---------- Text passage

Verification Checklist

# 1. Check PCIe device is detected
lspci -d 10ee:
# Expected: XX:00.0 Memory controller: Xilinx Corporation Device 7024

# 2. Check driver is bound
lspci -d 10ee: -k
# Expected: Kernel driver in use: xdma

# 3. Check device nodes exist
ls /dev/xdma0_* | head -5
# Expected: /dev/xdma0_c2h_0, /dev/xdma0_h2c_0, /dev/xdma0_control, etc.

# 4. Test register access (read XDMA identifier)
/work/projects/dma_ip_drivers/XDMA/linux-kernel/tools/reg_rw /dev/xdma0_control 0x0 w
# Expected: 0x1fc00006 (XDMA block identifier)

# 5. Test DMA read (should return data if FPGA is streaming)

--------------------

◆ **Written request**: Reproduce the portion of the verification checklist starting with "# 2. Check driver" and going on through "(read XDMA identifier)".

---------- Recorded information

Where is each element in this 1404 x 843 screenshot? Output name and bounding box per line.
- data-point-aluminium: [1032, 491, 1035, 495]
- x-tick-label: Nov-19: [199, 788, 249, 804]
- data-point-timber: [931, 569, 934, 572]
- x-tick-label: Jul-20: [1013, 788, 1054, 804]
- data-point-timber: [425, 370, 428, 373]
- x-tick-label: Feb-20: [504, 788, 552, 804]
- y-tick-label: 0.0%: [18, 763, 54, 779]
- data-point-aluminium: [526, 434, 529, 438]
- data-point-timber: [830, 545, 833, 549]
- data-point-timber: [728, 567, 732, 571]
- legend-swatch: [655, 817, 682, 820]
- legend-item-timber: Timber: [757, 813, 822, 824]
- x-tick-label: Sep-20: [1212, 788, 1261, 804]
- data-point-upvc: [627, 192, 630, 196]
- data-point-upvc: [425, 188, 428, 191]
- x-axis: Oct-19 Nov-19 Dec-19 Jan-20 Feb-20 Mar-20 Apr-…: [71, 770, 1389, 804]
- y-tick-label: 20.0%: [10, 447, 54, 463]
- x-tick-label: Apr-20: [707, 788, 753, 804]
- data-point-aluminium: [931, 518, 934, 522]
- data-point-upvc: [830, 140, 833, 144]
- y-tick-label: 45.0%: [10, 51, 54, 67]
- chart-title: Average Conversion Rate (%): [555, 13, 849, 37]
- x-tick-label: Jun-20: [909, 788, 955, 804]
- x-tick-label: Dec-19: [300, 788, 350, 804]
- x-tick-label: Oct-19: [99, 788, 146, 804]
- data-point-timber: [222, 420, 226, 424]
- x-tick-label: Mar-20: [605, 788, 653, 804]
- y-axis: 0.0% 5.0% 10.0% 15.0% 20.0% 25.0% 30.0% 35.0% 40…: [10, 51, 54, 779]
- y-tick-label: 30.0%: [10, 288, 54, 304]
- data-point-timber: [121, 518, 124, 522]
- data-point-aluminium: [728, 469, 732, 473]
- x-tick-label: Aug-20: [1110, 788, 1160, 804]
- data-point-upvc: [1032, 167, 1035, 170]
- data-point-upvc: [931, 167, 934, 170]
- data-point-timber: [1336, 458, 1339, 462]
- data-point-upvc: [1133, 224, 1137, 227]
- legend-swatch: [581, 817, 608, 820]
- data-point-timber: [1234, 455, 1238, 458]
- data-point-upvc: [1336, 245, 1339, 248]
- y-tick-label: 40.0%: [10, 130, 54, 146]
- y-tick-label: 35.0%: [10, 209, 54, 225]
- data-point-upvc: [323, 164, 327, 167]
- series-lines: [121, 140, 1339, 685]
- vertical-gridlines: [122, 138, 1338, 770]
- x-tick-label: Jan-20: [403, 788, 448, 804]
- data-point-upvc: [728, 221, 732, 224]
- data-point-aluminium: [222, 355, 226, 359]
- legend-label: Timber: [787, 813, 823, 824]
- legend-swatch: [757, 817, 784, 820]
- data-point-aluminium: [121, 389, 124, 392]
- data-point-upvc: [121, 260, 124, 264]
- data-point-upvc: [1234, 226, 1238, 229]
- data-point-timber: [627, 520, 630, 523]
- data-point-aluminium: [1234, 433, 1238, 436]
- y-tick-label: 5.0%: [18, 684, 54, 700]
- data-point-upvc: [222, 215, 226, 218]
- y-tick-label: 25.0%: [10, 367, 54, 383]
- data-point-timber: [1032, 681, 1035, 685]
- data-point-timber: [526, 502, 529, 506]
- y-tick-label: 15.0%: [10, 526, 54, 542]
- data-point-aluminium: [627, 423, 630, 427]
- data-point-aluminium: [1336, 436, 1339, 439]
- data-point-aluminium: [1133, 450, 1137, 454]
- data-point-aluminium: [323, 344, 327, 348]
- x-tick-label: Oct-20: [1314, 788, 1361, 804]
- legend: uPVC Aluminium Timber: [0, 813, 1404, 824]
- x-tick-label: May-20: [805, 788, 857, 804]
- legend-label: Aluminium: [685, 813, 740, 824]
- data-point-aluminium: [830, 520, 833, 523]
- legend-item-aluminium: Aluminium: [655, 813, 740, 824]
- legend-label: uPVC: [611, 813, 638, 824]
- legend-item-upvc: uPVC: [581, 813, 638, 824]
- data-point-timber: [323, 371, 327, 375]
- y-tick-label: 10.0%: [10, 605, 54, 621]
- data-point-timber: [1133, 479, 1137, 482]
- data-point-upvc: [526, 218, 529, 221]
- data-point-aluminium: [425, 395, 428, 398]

--------------------

◆ **Task response**:
# 2. Check driver is bound
lspci -d 10ee: -k
# Expected: Kernel driver in use: xdma

# 3. Check device nodes exist
ls /dev/xdma0_* | head -5
# Expected: /dev/xdma0_c2h_0, /dev/xdma0_h2c_0, /dev/xdma0_control, etc.

# 4. Test register access (read XDMA identifier)